■ **PROBLEM TO WORK ON**: Extract all lines that hold "advertises" from the records below.

Stored data:
┌──

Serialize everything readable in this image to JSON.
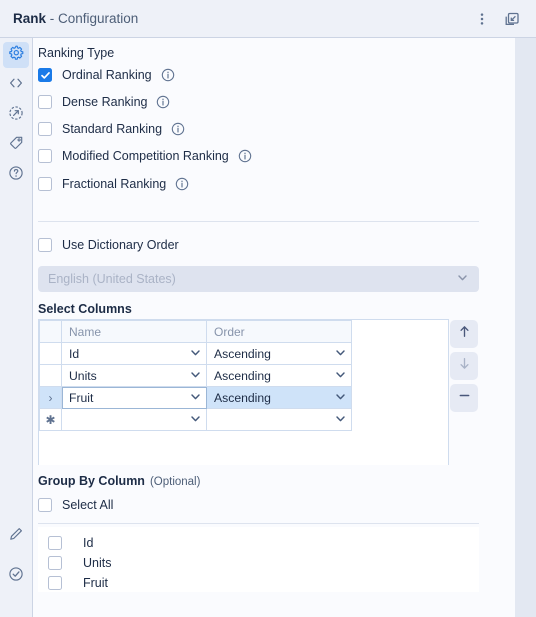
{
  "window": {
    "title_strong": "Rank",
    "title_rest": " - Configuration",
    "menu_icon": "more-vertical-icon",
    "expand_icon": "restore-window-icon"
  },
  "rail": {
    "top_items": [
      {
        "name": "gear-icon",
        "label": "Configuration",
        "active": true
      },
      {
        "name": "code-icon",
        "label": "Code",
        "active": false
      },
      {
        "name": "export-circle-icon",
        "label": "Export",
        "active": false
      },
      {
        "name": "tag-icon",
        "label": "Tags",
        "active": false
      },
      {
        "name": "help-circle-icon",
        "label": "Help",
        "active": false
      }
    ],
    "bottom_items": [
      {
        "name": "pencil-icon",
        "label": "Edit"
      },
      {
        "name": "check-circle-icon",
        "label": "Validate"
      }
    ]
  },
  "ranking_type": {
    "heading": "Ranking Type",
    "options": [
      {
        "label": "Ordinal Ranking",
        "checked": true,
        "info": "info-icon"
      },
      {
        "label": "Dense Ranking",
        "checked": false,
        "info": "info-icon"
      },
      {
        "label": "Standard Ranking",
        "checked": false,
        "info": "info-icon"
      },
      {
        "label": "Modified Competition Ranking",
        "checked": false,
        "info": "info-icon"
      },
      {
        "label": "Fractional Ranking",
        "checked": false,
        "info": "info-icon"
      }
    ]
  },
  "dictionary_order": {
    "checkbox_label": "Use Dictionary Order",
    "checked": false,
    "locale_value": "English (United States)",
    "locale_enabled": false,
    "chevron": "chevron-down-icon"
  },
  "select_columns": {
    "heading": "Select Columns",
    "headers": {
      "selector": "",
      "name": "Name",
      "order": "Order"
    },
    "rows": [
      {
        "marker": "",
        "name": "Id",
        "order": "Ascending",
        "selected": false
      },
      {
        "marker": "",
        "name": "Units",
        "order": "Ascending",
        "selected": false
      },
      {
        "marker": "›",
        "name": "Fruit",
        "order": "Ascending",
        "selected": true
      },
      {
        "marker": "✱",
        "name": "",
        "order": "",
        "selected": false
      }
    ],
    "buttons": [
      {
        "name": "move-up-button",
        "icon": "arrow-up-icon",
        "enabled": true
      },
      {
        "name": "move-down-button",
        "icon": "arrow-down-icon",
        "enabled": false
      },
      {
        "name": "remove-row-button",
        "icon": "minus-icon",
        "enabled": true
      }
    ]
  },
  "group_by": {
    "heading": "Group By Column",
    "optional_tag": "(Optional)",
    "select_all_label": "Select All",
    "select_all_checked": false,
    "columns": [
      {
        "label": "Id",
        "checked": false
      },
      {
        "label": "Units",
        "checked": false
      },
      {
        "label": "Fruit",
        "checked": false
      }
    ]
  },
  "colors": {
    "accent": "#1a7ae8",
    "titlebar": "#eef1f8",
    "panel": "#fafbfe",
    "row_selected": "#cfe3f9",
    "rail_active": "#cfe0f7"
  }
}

└──
┌──

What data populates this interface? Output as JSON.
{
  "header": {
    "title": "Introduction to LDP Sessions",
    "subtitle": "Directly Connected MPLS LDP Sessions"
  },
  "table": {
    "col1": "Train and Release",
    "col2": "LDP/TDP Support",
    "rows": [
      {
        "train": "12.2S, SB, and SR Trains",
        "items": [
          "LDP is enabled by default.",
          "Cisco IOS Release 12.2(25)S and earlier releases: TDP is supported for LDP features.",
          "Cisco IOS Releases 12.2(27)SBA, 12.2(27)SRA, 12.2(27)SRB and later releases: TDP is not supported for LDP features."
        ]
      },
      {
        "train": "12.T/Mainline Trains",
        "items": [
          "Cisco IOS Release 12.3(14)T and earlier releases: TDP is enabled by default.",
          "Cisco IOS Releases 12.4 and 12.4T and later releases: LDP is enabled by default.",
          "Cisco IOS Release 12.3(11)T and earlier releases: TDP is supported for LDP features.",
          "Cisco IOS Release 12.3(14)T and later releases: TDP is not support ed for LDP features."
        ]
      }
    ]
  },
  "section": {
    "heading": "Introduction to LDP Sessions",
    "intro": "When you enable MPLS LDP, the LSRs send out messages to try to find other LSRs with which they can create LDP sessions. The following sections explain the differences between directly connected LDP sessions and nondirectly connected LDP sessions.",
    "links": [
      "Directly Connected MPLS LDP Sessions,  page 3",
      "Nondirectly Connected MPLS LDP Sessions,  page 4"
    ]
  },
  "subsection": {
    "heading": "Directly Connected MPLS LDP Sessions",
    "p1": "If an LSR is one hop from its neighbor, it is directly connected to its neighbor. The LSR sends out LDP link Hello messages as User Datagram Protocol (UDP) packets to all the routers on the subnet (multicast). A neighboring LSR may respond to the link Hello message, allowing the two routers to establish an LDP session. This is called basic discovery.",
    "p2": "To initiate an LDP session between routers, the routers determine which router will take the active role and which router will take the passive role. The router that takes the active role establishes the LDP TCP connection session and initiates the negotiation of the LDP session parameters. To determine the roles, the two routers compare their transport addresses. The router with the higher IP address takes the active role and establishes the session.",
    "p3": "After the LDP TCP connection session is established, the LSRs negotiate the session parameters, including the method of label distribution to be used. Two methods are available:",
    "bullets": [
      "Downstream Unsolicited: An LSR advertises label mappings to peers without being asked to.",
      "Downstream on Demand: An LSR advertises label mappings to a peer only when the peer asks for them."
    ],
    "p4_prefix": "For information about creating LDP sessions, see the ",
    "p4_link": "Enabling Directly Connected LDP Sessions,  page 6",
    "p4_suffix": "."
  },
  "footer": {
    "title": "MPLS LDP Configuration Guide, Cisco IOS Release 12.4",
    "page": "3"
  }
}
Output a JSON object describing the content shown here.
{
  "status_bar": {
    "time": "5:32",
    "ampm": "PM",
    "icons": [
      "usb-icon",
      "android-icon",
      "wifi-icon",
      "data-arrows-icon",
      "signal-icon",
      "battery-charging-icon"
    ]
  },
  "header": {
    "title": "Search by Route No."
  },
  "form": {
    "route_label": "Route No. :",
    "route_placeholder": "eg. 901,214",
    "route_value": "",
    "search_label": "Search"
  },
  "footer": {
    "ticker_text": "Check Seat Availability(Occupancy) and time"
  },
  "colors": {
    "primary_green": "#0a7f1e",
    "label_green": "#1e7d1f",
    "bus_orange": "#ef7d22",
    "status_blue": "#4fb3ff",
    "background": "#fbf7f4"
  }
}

└──
┌──

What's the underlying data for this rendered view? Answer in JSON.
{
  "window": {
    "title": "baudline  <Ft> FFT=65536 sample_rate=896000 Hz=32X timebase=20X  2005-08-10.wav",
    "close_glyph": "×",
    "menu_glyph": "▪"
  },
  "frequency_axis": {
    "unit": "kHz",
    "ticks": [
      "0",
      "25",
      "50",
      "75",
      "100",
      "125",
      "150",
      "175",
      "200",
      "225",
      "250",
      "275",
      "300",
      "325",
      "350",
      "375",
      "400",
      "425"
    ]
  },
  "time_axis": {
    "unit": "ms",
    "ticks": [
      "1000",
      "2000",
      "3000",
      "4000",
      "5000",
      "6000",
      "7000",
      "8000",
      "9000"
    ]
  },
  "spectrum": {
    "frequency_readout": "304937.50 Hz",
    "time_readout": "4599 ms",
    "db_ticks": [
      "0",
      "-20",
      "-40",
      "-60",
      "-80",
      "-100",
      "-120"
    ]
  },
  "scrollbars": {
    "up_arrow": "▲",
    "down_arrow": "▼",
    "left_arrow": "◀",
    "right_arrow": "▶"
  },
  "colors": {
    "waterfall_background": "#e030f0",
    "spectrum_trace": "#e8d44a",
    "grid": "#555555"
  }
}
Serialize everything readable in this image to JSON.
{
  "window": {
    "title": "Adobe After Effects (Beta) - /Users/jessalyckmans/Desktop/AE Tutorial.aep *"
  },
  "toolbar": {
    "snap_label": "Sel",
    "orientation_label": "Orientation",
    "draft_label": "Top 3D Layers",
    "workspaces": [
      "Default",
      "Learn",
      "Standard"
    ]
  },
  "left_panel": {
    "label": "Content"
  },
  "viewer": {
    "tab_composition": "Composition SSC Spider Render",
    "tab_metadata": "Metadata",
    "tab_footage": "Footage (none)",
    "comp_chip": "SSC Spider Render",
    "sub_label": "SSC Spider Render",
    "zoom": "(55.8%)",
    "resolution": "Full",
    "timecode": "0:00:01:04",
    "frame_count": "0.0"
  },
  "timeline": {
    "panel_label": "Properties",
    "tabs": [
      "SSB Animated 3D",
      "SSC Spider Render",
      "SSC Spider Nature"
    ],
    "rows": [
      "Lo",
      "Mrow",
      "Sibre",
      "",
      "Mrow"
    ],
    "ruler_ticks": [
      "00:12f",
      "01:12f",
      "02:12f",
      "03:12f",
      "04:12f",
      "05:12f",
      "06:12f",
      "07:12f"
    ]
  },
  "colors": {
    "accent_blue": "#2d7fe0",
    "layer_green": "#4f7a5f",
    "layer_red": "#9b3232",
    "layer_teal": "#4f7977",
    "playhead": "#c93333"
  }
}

└──

■ **OUTPUT**:
      "Downstream Unsolicited: An LSR advertises label mappings to peers without being asked to.",
      "Downstream on Demand: An LSR advertises label mappings to a peer only when the peer asks for them."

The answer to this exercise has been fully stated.